— BEGIN MATERIAL SUPPLIED —

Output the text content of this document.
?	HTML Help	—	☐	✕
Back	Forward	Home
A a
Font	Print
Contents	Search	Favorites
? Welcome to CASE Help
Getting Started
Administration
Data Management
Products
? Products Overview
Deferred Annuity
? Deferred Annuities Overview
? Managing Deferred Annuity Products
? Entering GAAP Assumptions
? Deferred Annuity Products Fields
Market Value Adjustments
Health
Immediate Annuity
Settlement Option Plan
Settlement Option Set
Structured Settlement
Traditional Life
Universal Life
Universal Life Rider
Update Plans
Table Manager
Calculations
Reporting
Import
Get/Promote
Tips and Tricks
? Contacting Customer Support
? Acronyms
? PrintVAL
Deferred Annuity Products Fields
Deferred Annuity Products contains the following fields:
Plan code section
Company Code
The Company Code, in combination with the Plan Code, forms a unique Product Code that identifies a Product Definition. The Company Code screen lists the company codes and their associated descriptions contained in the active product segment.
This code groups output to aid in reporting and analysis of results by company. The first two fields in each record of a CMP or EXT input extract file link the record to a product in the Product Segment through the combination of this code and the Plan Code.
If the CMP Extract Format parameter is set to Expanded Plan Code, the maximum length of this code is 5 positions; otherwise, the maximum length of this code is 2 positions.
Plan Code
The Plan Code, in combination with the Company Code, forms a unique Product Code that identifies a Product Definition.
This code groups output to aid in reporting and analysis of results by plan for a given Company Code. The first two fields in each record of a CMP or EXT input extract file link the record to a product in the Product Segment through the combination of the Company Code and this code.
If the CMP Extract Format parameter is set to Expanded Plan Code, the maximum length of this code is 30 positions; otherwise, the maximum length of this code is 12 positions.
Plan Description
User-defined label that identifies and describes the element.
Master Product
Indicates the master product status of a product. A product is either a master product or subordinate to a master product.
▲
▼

— END MATERIAL SUPPLIED —

INSTRUCTIONS FOR THE TASK
Your answer should be a single number: how many lines of the material contain the word "Life".

SOLUTION FOR THIS EXERCISE
3